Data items

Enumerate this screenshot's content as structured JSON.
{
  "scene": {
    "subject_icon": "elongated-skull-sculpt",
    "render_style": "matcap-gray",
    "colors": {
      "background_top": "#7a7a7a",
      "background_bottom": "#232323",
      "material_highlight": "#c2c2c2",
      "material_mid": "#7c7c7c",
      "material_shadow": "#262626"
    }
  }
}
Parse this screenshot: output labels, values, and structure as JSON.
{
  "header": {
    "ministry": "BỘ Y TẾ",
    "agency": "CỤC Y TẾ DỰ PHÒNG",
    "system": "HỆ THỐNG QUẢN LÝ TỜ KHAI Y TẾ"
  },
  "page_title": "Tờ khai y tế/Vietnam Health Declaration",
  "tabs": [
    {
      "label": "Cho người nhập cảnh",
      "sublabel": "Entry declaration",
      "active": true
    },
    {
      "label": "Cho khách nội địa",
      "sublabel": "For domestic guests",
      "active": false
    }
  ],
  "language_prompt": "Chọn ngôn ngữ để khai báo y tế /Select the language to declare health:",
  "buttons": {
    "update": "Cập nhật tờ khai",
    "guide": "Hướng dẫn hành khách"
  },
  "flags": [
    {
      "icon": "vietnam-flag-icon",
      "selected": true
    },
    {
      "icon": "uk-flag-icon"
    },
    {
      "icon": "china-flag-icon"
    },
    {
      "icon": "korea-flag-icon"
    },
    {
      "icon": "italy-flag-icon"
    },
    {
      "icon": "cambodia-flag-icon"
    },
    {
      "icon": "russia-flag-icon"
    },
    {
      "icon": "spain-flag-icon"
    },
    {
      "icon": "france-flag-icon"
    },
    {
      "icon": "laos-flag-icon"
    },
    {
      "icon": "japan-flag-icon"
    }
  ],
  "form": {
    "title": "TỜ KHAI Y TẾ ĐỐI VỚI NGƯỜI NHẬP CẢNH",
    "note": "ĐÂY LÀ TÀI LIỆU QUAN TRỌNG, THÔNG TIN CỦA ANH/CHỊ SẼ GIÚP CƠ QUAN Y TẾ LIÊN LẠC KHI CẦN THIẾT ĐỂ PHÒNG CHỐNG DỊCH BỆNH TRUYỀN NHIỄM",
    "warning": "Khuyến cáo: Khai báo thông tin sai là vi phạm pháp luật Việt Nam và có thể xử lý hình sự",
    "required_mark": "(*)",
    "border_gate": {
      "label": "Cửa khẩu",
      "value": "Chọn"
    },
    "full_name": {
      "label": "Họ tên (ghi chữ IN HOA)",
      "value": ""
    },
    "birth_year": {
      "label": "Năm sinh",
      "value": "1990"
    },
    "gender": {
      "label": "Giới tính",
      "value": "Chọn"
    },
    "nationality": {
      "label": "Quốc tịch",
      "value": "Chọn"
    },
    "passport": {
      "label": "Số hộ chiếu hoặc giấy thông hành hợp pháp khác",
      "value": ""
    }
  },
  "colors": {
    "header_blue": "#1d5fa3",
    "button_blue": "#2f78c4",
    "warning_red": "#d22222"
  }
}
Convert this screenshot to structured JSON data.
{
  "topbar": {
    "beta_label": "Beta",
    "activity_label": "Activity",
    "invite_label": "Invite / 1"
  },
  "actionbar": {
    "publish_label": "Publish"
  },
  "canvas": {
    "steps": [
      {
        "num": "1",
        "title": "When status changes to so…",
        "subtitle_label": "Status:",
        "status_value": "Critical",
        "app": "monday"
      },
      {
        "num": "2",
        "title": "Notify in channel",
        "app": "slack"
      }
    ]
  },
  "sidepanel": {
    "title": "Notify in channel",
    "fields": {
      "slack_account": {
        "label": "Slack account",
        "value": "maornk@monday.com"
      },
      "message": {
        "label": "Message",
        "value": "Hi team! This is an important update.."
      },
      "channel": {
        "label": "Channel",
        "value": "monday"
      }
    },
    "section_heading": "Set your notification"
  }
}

- _Aim_
Transcribe, word for word, every line from the one containing "Convert this screenshot" through the final line of the entries, and nothing else.

- _Worked solution_
Convert this screenshot to structured JSON data.
{
  "topbar": {
    "beta_label": "Beta",
    "activity_label": "Activity",
    "invite_label": "Invite / 1"
  },
  "actionbar": {
    "publish_label": "Publish"
  },
  "canvas": {
    "steps": [
      {
        "num": "1",
        "title": "When status changes to so…",
        "subtitle_label": "Status:",
        "status_value": "Critical",
        "app": "monday"
      },
      {
        "num": "2",
        "title": "Notify in channel",
        "app": "slack"
      }
    ]
  },
  "sidepanel": {
    "title": "Notify in channel",
    "fields": {
      "slack_account": {
        "label": "Slack account",
        "value": "maornk@monday.com"
      },
      "message": {
        "label": "Message",
        "value": "Hi team! This is an important update.."
      },
      "channel": {
        "label": "Channel",
        "value": "monday"
      }
    },
    "section_heading": "Set your notification"
  }
}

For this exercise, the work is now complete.